Instruction
Locate "Give me the" in the listing below, then output the line holding it and every line after it, exactly and with nothing else.

━━ Exercise inputs ━━

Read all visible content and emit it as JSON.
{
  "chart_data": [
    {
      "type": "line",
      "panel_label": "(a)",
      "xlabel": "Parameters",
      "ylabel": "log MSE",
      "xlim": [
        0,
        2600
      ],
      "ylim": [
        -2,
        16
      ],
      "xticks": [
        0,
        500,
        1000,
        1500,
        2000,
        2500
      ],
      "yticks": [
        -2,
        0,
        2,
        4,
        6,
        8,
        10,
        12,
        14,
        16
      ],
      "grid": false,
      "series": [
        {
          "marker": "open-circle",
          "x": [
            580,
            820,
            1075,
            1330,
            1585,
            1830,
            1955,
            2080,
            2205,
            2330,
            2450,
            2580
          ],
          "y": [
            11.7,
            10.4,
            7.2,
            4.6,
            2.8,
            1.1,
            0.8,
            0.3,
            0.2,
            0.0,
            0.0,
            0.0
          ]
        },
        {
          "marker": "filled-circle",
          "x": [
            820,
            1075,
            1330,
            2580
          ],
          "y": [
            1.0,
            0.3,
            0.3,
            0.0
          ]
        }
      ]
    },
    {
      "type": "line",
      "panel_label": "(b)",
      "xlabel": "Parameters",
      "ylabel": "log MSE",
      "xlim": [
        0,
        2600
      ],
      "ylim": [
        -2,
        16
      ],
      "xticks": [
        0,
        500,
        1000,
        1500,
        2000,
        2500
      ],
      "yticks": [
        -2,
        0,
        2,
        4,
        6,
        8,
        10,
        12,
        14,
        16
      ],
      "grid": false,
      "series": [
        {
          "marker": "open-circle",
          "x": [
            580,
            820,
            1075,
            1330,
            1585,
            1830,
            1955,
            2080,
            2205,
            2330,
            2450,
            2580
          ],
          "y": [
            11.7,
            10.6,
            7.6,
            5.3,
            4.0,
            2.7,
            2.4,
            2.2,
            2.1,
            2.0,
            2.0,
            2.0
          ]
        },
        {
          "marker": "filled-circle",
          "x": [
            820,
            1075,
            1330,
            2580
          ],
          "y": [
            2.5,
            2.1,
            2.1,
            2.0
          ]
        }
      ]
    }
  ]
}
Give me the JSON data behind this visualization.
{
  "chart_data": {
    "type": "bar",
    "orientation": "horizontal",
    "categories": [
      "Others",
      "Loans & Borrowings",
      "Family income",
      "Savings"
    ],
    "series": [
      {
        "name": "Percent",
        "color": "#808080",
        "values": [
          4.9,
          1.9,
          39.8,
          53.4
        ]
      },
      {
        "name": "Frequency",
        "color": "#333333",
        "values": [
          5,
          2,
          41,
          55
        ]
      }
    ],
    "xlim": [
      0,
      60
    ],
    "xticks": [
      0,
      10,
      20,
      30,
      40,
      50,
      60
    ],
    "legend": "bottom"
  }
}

━━━

Answer to this exercise
Give me the JSON data behind this visualization.
{
  "chart_data": {
    "type": "bar",
    "orientation": "horizontal",
    "categories": [
      "Others",
      "Loans & Borrowings",
      "Family income",
      "Savings"
    ],
    "series": [
      {
        "name": "Percent",
        "color": "#808080",
        "values": [
          4.9,
          1.9,
          39.8,
          53.4
        ]
      },
      {
        "name": "Frequency",
        "color": "#333333",
        "values": [
          5,
          2,
          41,
          55
        ]
      }
    ],
    "xlim": [
      0,
      60
    ],
    "xticks": [
      0,
      10,
      20,
      30,
      40,
      50,
      60
    ],
    "legend": "bottom"
  }
}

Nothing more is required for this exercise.